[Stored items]
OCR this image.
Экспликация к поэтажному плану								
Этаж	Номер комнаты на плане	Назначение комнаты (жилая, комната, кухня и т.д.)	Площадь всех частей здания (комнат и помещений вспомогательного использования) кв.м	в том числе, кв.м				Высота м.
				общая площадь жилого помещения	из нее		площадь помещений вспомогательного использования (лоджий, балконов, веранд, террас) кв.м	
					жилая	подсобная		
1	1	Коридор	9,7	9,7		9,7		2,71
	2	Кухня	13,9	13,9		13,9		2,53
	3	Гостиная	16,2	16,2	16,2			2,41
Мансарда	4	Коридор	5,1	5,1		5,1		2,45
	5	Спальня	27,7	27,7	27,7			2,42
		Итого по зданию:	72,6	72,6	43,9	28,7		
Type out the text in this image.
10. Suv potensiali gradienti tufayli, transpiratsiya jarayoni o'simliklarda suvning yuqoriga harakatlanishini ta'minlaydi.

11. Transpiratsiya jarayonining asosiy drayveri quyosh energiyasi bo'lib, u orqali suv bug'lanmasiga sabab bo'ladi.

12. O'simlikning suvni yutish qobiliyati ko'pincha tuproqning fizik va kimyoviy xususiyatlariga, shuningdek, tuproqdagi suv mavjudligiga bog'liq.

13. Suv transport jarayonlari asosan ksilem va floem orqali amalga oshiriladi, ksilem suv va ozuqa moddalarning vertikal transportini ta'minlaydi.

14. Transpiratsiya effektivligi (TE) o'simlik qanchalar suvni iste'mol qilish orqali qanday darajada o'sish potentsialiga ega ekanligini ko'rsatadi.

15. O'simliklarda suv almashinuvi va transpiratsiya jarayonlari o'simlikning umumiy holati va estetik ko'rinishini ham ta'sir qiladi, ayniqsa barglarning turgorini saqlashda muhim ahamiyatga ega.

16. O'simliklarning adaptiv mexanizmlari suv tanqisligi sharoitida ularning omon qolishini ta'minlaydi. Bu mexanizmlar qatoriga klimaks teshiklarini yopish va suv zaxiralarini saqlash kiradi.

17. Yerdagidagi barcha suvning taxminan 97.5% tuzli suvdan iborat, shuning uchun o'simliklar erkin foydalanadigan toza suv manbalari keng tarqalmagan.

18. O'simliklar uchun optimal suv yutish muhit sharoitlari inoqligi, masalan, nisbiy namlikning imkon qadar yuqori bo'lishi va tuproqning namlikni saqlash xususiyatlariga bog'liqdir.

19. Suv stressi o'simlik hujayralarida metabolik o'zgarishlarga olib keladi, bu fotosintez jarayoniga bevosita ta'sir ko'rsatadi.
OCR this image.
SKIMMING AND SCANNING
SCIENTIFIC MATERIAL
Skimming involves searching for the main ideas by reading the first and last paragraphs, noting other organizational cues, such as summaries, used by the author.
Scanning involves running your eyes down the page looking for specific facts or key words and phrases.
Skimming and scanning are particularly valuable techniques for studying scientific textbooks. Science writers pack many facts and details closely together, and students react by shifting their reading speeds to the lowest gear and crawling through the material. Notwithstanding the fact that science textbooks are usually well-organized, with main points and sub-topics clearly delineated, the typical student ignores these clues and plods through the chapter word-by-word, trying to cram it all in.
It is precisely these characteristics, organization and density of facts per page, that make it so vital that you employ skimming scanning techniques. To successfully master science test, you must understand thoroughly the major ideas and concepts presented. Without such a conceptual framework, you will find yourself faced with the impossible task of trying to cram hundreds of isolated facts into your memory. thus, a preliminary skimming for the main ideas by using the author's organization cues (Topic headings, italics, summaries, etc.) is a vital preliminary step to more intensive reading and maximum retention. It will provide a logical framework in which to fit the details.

__Task goal__
Within the listing above, copy each line that has the string "techniques".

__Correct output__
Skimming and scanning are particularly valuable techniques for studying scientific textbooks. Science writers pack many facts and details closely together, and students react by shifting their reading speeds to the lowest gear and crawling through the material. Notwithstanding the fact that science textbooks are usually well-organized, with main points and sub-topics clearly delineated, the typical student ignores these clues and plods through the chapter word-by-word, trying to cram it all in.
It is precisely these characteristics, organization and density of facts per page, that make it so vital that you employ skimming scanning techniques. To successfully master science test, you must understand thoroughly the major ideas and concepts presented. Without such a conceptual framework, you will find yourself faced with the impossible task of trying to cram hundreds of isolated facts into your memory. thus, a preliminary skimming for the main ideas by using the author's organization cues (Topic headings, italics, summaries, etc.) is a vital preliminary step to more intensive reading and maximum retention. It will provide a logical framework in which to fit the details.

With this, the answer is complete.